Your task is to print every entry below exactly as given.

(Entries taken from a collection)

## begin

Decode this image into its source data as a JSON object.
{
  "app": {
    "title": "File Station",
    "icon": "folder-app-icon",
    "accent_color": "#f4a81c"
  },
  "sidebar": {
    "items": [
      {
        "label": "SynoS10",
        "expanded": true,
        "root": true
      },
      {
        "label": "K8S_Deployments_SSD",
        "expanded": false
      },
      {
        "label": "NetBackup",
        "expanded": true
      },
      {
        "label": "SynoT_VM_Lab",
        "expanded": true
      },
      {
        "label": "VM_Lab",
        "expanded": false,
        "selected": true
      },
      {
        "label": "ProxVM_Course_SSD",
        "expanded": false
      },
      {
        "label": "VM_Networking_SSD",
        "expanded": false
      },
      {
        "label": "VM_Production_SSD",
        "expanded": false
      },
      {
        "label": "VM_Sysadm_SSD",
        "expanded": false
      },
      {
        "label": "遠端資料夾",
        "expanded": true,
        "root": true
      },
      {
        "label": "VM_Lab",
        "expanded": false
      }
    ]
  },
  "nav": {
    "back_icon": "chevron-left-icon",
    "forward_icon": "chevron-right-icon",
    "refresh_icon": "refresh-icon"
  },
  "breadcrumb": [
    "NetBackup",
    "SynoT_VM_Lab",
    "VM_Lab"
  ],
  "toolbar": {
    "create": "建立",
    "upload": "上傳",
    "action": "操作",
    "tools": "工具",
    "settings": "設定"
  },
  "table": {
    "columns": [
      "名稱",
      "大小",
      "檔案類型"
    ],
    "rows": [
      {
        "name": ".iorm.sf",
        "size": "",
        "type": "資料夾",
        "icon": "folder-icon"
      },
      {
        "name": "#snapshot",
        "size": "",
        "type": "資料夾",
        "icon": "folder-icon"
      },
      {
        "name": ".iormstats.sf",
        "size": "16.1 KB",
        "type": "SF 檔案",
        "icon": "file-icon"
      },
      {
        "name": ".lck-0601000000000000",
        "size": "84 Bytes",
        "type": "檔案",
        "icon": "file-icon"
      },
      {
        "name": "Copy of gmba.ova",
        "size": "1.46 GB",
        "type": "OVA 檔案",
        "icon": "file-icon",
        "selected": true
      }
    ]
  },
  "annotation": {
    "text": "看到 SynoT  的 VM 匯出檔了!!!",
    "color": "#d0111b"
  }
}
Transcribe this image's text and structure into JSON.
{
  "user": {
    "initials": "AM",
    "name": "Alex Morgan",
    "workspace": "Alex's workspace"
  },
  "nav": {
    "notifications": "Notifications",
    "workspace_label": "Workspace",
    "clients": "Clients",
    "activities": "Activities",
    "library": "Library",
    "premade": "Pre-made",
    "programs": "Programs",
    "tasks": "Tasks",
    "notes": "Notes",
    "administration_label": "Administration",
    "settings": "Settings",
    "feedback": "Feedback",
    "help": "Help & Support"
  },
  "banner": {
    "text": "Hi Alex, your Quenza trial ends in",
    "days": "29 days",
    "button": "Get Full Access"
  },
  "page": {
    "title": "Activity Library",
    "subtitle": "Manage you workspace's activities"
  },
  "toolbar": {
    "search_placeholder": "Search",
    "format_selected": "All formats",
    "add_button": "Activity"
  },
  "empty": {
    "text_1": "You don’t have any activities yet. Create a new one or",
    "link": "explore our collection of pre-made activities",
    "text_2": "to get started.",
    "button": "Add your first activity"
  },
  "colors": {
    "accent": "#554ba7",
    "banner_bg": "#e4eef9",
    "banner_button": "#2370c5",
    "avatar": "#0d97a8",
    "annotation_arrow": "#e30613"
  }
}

## end

(FULL RESPONSE)
Decode this image into its source data as a JSON object.
{
  "app": {
    "title": "File Station",
    "icon": "folder-app-icon",
    "accent_color": "#f4a81c"
  },
  "sidebar": {
    "items": [
      {
        "label": "SynoS10",
        "expanded": true,
        "root": true
      },
      {
        "label": "K8S_Deployments_SSD",
        "expanded": false
      },
      {
        "label": "NetBackup",
        "expanded": true
      },
      {
        "label": "SynoT_VM_Lab",
        "expanded": true
      },
      {
        "label": "VM_Lab",
        "expanded": false,
        "selected": true
      },
      {
        "label": "ProxVM_Course_SSD",
        "expanded": false
      },
      {
        "label": "VM_Networking_SSD",
        "expanded": false
      },
      {
        "label": "VM_Production_SSD",
        "expanded": false
      },
      {
        "label": "VM_Sysadm_SSD",
        "expanded": false
      },
      {
        "label": "遠端資料夾",
        "expanded": true,
        "root": true
      },
      {
        "label": "VM_Lab",
        "expanded": false
      }
    ]
  },
  "nav": {
    "back_icon": "chevron-left-icon",
    "forward_icon": "chevron-right-icon",
    "refresh_icon": "refresh-icon"
  },
  "breadcrumb": [
    "NetBackup",
    "SynoT_VM_Lab",
    "VM_Lab"
  ],
  "toolbar": {
    "create": "建立",
    "upload": "上傳",
    "action": "操作",
    "tools": "工具",
    "settings": "設定"
  },
  "table": {
    "columns": [
      "名稱",
      "大小",
      "檔案類型"
    ],
    "rows": [
      {
        "name": ".iorm.sf",
        "size": "",
        "type": "資料夾",
        "icon": "folder-icon"
      },
      {
        "name": "#snapshot",
        "size": "",
        "type": "資料夾",
        "icon": "folder-icon"
      },
      {
        "name": ".iormstats.sf",
        "size": "16.1 KB",
        "type": "SF 檔案",
        "icon": "file-icon"
      },
      {
        "name": ".lck-0601000000000000",
        "size": "84 Bytes",
        "type": "檔案",
        "icon": "file-icon"
      },
      {
        "name": "Copy of gmba.ova",
        "size": "1.46 GB",
        "type": "OVA 檔案",
        "icon": "file-icon",
        "selected": true
      }
    ]
  },
  "annotation": {
    "text": "看到 SynoT  的 VM 匯出檔了!!!",
    "color": "#d0111b"
  }
}
Transcribe this image's text and structure into JSON.
{
  "user": {
    "initials": "AM",
    "name": "Alex Morgan",
    "workspace": "Alex's workspace"
  },
  "nav": {
    "notifications": "Notifications",
    "workspace_label": "Workspace",
    "clients": "Clients",
    "activities": "Activities",
    "library": "Library",
    "premade": "Pre-made",
    "programs": "Programs",
    "tasks": "Tasks",
    "notes": "Notes",
    "administration_label": "Administration",
    "settings": "Settings",
    "feedback": "Feedback",
    "help": "Help & Support"
  },
  "banner": {
    "text": "Hi Alex, your Quenza trial ends in",
    "days": "29 days",
    "button": "Get Full Access"
  },
  "page": {
    "title": "Activity Library",
    "subtitle": "Manage you workspace's activities"
  },
  "toolbar": {
    "search_placeholder": "Search",
    "format_selected": "All formats",
    "add_button": "Activity"
  },
  "empty": {
    "text_1": "You don’t have any activities yet. Create a new one or",
    "link": "explore our collection of pre-made activities",
    "text_2": "to get started.",
    "button": "Add your first activity"
  },
  "colors": {
    "accent": "#554ba7",
    "banner_bg": "#e4eef9",
    "banner_button": "#2370c5",
    "avatar": "#0d97a8",
    "annotation_arrow": "#e30613"
  }
}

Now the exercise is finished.